Required work: Review the listing and copy each line that holds the word "content".

[START Recorded data]

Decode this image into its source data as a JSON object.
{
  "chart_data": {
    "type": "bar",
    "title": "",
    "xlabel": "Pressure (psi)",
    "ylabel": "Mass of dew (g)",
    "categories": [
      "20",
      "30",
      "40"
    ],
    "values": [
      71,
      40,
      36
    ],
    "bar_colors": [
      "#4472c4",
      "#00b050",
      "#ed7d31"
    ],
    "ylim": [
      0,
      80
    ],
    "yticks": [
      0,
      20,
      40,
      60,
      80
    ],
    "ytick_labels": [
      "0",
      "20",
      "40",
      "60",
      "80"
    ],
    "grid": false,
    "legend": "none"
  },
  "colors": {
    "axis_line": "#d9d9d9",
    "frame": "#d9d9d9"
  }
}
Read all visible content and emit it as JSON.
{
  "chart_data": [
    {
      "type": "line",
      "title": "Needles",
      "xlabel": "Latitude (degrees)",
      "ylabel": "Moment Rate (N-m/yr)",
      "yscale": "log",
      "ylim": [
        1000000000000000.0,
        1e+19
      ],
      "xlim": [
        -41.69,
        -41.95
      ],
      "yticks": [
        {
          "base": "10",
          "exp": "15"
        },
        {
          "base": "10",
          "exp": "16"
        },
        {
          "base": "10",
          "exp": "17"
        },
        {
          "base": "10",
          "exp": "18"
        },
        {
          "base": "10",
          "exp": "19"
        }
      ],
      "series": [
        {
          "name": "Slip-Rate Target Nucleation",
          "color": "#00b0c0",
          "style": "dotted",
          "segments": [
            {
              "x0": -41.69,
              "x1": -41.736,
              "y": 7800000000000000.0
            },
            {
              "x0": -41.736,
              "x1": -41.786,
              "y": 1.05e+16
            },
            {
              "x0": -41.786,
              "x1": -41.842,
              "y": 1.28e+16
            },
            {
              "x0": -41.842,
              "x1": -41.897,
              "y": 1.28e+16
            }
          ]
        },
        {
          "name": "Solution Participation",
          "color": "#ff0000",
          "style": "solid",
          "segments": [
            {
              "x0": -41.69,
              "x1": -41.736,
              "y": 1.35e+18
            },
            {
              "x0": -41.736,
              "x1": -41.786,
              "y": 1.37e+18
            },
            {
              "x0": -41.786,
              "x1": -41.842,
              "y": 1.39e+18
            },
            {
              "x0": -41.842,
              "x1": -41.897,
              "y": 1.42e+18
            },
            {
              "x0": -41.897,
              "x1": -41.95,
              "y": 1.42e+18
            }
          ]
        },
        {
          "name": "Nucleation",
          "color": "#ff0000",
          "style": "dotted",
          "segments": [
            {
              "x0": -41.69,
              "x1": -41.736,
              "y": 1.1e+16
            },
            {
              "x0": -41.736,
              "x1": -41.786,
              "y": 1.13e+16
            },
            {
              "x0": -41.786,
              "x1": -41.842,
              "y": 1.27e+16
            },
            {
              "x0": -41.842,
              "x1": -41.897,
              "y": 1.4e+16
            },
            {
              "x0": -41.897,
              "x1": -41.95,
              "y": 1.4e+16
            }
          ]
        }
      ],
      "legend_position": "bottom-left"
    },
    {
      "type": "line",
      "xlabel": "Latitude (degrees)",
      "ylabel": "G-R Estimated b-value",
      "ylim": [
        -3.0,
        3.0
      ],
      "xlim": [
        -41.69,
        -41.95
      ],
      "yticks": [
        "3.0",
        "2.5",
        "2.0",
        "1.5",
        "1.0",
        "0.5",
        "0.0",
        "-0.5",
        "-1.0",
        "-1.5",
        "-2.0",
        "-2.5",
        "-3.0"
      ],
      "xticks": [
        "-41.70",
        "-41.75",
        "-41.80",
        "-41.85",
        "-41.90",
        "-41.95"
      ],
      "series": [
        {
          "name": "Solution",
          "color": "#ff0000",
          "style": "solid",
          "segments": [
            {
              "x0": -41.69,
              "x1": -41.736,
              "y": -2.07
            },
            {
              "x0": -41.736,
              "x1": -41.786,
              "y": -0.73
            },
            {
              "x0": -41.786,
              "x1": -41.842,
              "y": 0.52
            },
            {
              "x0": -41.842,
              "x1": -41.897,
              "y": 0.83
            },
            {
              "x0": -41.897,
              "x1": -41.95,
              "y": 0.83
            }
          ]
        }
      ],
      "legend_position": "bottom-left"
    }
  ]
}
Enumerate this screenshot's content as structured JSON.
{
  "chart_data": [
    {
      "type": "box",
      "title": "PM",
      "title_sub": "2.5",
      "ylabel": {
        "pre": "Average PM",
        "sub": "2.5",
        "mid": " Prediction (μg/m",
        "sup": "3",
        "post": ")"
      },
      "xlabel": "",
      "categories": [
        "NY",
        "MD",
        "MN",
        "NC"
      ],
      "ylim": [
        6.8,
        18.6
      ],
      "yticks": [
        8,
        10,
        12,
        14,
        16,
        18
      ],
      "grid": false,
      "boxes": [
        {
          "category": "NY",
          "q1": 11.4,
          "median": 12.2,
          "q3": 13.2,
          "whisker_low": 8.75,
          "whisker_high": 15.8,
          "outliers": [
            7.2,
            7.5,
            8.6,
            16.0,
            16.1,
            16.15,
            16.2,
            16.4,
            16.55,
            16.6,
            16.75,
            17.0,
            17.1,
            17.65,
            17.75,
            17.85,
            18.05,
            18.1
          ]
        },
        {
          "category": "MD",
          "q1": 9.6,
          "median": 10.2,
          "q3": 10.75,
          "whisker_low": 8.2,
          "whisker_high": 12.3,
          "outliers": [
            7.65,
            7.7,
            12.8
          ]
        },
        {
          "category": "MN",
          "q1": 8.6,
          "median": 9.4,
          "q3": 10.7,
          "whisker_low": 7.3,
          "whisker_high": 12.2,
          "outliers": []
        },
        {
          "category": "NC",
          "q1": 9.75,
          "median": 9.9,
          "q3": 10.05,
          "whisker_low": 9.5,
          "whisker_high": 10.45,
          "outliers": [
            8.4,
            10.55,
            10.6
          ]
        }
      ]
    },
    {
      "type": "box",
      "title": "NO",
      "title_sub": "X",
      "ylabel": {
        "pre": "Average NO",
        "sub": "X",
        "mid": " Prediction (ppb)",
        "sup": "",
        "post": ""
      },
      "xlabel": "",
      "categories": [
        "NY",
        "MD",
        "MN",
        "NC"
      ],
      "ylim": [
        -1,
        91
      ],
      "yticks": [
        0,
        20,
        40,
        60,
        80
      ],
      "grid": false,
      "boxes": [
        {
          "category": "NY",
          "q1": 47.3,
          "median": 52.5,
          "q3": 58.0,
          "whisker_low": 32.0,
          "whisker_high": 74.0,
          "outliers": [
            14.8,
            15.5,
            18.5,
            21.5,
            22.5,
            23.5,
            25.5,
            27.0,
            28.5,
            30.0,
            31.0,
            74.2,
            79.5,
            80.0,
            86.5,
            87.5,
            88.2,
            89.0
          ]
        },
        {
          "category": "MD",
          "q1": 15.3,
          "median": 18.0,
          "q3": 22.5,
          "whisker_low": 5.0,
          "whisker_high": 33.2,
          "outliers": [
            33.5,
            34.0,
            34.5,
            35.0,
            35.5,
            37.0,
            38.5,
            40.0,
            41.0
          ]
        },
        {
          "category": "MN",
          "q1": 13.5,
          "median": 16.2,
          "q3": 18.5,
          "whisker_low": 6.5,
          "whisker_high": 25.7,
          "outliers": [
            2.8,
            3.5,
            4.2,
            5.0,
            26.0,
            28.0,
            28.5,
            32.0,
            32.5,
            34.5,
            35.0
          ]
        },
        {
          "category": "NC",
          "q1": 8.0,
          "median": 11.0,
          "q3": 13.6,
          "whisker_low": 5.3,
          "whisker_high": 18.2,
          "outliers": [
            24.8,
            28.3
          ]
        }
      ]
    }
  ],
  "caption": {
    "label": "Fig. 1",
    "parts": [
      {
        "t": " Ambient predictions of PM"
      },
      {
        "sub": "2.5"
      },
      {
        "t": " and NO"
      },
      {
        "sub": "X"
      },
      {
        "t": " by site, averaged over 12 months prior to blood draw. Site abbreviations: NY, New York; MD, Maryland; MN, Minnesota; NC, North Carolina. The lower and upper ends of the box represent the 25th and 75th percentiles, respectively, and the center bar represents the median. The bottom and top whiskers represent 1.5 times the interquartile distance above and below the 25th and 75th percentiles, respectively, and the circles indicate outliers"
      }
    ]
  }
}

[END Recorded data]

Solution for this exercise:
Read all visible content and emit it as JSON.
Enumerate this screenshot's content as structured JSON.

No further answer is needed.